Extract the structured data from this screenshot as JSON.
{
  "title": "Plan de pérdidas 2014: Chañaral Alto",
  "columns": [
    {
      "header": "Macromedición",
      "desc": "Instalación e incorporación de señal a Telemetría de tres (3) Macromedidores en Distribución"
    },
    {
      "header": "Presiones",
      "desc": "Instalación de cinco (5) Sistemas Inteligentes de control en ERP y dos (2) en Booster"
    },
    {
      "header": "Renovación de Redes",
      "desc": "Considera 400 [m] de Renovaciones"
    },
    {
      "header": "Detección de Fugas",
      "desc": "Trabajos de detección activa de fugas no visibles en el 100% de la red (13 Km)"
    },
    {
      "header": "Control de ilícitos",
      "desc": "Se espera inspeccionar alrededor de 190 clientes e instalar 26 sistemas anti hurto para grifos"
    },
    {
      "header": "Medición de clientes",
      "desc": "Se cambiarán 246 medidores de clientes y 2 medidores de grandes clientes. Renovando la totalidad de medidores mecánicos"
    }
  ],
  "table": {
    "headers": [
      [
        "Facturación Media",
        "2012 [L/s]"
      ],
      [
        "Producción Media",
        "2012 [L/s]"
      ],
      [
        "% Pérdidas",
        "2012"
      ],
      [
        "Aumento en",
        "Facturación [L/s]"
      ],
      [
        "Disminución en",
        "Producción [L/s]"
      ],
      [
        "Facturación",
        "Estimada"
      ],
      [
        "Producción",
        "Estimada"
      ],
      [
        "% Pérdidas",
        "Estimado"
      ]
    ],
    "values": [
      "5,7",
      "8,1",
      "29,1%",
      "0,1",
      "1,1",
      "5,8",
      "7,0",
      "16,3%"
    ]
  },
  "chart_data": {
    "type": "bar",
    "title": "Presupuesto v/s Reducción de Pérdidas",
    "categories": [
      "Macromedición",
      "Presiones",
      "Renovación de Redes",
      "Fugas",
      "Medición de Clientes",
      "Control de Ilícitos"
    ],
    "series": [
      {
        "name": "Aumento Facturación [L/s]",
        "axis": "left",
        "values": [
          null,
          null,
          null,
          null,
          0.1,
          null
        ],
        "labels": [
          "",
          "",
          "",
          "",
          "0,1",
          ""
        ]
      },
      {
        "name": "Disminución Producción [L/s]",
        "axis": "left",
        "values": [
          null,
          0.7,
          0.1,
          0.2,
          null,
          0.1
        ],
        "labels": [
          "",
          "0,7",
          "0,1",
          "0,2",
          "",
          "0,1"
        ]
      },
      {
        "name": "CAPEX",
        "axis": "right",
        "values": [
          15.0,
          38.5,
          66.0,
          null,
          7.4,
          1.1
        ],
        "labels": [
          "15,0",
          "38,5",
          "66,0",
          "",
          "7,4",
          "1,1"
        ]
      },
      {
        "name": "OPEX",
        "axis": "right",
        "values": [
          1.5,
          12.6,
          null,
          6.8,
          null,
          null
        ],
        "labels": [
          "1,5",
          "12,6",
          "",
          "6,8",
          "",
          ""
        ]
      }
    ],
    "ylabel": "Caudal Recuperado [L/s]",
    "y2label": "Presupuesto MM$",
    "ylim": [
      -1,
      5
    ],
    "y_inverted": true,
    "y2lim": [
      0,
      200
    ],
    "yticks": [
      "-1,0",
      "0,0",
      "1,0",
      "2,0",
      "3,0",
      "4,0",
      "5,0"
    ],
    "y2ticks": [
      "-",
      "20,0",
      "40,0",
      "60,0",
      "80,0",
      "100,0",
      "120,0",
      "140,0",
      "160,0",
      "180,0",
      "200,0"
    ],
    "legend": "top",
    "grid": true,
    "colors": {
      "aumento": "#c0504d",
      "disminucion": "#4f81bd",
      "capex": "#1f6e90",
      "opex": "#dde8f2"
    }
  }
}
********************
| AIM OF THE EXERCISE |
Repeat each record in full; every line must match exactly.

| PROBLEM SOLUTION |
Extract the structured data from this screenshot as JSON.
{
  "title": "Plan de pérdidas 2014: Chañaral Alto",
  "columns": [
    {
      "header": "Macromedición",
      "desc": "Instalación e incorporación de señal a Telemetría de tres (3) Macromedidores en Distribución"
    },
    {
      "header": "Presiones",
      "desc": "Instalación de cinco (5) Sistemas Inteligentes de control en ERP y dos (2) en Booster"
    },
    {
      "header": "Renovación de Redes",
      "desc": "Considera 400 [m] de Renovaciones"
    },
    {
      "header": "Detección de Fugas",
      "desc": "Trabajos de detección activa de fugas no visibles en el 100% de la red (13 Km)"
    },
    {
      "header": "Control de ilícitos",
      "desc": "Se espera inspeccionar alrededor de 190 clientes e instalar 26 sistemas anti hurto para grifos"
    },
    {
      "header": "Medición de clientes",
      "desc": "Se cambiarán 246 medidores de clientes y 2 medidores de grandes clientes. Renovando la totalidad de medidores mecánicos"
    }
  ],
  "table": {
    "headers": [
      [
        "Facturación Media",
        "2012 [L/s]"
      ],
      [
        "Producción Media",
        "2012 [L/s]"
      ],
      [
        "% Pérdidas",
        "2012"
      ],
      [
        "Aumento en",
        "Facturación [L/s]"
      ],
      [
        "Disminución en",
        "Producción [L/s]"
      ],
      [
        "Facturación",
        "Estimada"
      ],
      [
        "Producción",
        "Estimada"
      ],
      [
        "% Pérdidas",
        "Estimado"
      ]
    ],
    "values": [
      "5,7",
      "8,1",
      "29,1%",
      "0,1",
      "1,1",
      "5,8",
      "7,0",
      "16,3%"
    ]
  },
  "chart_data": {
    "type": "bar",
    "title": "Presupuesto v/s Reducción de Pérdidas",
    "categories": [
      "Macromedición",
      "Presiones",
      "Renovación de Redes",
      "Fugas",
      "Medición de Clientes",
      "Control de Ilícitos"
    ],
    "series": [
      {
        "name": "Aumento Facturación [L/s]",
        "axis": "left",
        "values": [
          null,
          null,
          null,
          null,
          0.1,
          null
        ],
        "labels": [
          "",
          "",
          "",
          "",
          "0,1",
          ""
        ]
      },
      {
        "name": "Disminución Producción [L/s]",
        "axis": "left",
        "values": [
          null,
          0.7,
          0.1,
          0.2,
          null,
          0.1
        ],
        "labels": [
          "",
          "0,7",
          "0,1",
          "0,2",
          "",
          "0,1"
        ]
      },
      {
        "name": "CAPEX",
        "axis": "right",
        "values": [
          15.0,
          38.5,
          66.0,
          null,
          7.4,
          1.1
        ],
        "labels": [
          "15,0",
          "38,5",
          "66,0",
          "",
          "7,4",
          "1,1"
        ]
      },
      {
        "name": "OPEX",
        "axis": "right",
        "values": [
          1.5,
          12.6,
          null,
          6.8,
          null,
          null
        ],
        "labels": [
          "1,5",
          "12,6",
          "",
          "6,8",
          "",
          ""
        ]
      }
    ],
    "ylabel": "Caudal Recuperado [L/s]",
    "y2label": "Presupuesto MM$",
    "ylim": [
      -1,
      5
    ],
    "y_inverted": true,
    "y2lim": [
      0,
      200
    ],
    "yticks": [
      "-1,0",
      "0,0",
      "1,0",
      "2,0",
      "3,0",
      "4,0",
      "5,0"
    ],
    "y2ticks": [
      "-",
      "20,0",
      "40,0",
      "60,0",
      "80,0",
      "100,0",
      "120,0",
      "140,0",
      "160,0",
      "180,0",
      "200,0"
    ],
    "legend": "top",
    "grid": true,
    "colors": {
      "aumento": "#c0504d",
      "disminucion": "#4f81bd",
      "capex": "#1f6e90",
      "opex": "#dde8f2"
    }
  }
}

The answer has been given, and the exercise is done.